Go through the entries below and copy each line containing the word "ylabel".

═══

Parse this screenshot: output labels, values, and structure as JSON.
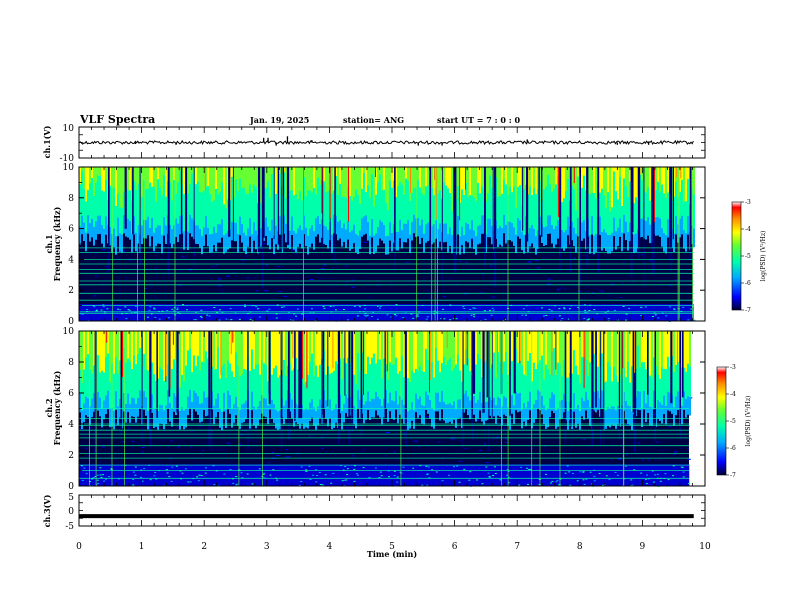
{
  "header": {
    "title": "VLF Spectra",
    "date": "Jan. 19, 2025",
    "station": "station= ANG",
    "start_ut": "start  UT =   7 : 0  : 0"
  },
  "colors": {
    "colormap": [
      "#000033",
      "#00007a",
      "#0000ff",
      "#00aaff",
      "#00ffaa",
      "#66ff33",
      "#ffff00",
      "#ff8800",
      "#ff0000",
      "#ffffff"
    ],
    "trace": "#000000"
  },
  "chart_data": [
    {
      "type": "line",
      "name": "ch1_waveform",
      "ylabel": "ch.1(V)",
      "ylim": [
        -10,
        10
      ],
      "yticks": [
        "10",
        "-10"
      ],
      "xlim": [
        0,
        10
      ],
      "baseline": 0,
      "spikes": [
        {
          "x": 2.95,
          "y": 3
        },
        {
          "x": 3.02,
          "y": 3
        },
        {
          "x": 3.33,
          "y": 4
        },
        {
          "x": 3.15,
          "y": -2
        },
        {
          "x": 3.72,
          "y": 1.5
        },
        {
          "x": 5.42,
          "y": -2
        },
        {
          "x": 5.8,
          "y": -2
        },
        {
          "x": 7.16,
          "y": 2
        },
        {
          "x": 8.6,
          "y": -1.5
        },
        {
          "x": 9.1,
          "y": -1.5
        },
        {
          "x": 1.55,
          "y": -1.5
        },
        {
          "x": 0.9,
          "y": -1
        }
      ]
    },
    {
      "type": "heatmap",
      "name": "ch1_spectrogram",
      "ylabel": "ch.1\nFrequency (kHz)",
      "ylim": [
        0,
        10
      ],
      "yticks": [
        "0",
        "2",
        "4",
        "6",
        "8",
        "10"
      ],
      "xlim": [
        0,
        9.82
      ],
      "colorbar": {
        "label": "log(PSD) (V²/Hz)",
        "ticks": [
          "-3",
          "-4",
          "-5",
          "-6",
          "-7"
        ],
        "range": [
          -7,
          -3
        ]
      },
      "lines_khz": [
        0.5,
        0.6,
        1.0,
        1.35,
        1.8,
        2.35,
        2.6,
        3.1,
        3.35,
        3.7,
        4.0,
        4.45,
        4.75
      ],
      "low_band_khz": [
        0,
        1.1
      ],
      "high_band_khz": [
        6.2,
        10
      ]
    },
    {
      "type": "heatmap",
      "name": "ch2_spectrogram",
      "ylabel": "ch.2\nFrequency (kHz)",
      "ylim": [
        0,
        10
      ],
      "yticks": [
        "0",
        "2",
        "4",
        "6",
        "8",
        "10"
      ],
      "xlim": [
        0,
        9.82
      ],
      "colorbar": {
        "label": "log(PSD) (V²/Hz)",
        "ticks": [
          "-3",
          "-4",
          "-5",
          "-6",
          "-7"
        ],
        "range": [
          -7,
          -3
        ]
      },
      "lines_khz": [
        0.5,
        1.0,
        1.35,
        1.8,
        2.1,
        2.6,
        3.1,
        3.35,
        3.6,
        3.9,
        4.0,
        4.35,
        5.0
      ],
      "low_band_khz": [
        0,
        1.4
      ],
      "high_band_khz": [
        5.5,
        10
      ]
    },
    {
      "type": "line",
      "name": "ch3_waveform",
      "ylabel": "ch.3(V)",
      "ylim": [
        -5,
        5
      ],
      "yticks": [
        "5",
        "0",
        "-5"
      ],
      "xlim": [
        0,
        10
      ],
      "constant_value": -1.8
    }
  ],
  "xaxis": {
    "label": "Time (min)",
    "ticks": [
      "0",
      "1",
      "2",
      "3",
      "4",
      "5",
      "6",
      "7",
      "8",
      "9",
      "10"
    ],
    "range": [
      0,
      10
    ]
  }
}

═══

• CORRECT RESULT:
      "ylabel": "ch.1(V)",
      "ylabel": "ch.1\nFrequency (kHz)",
      "ylabel": "ch.2\nFrequency (kHz)",
      "ylabel": "ch.3(V)",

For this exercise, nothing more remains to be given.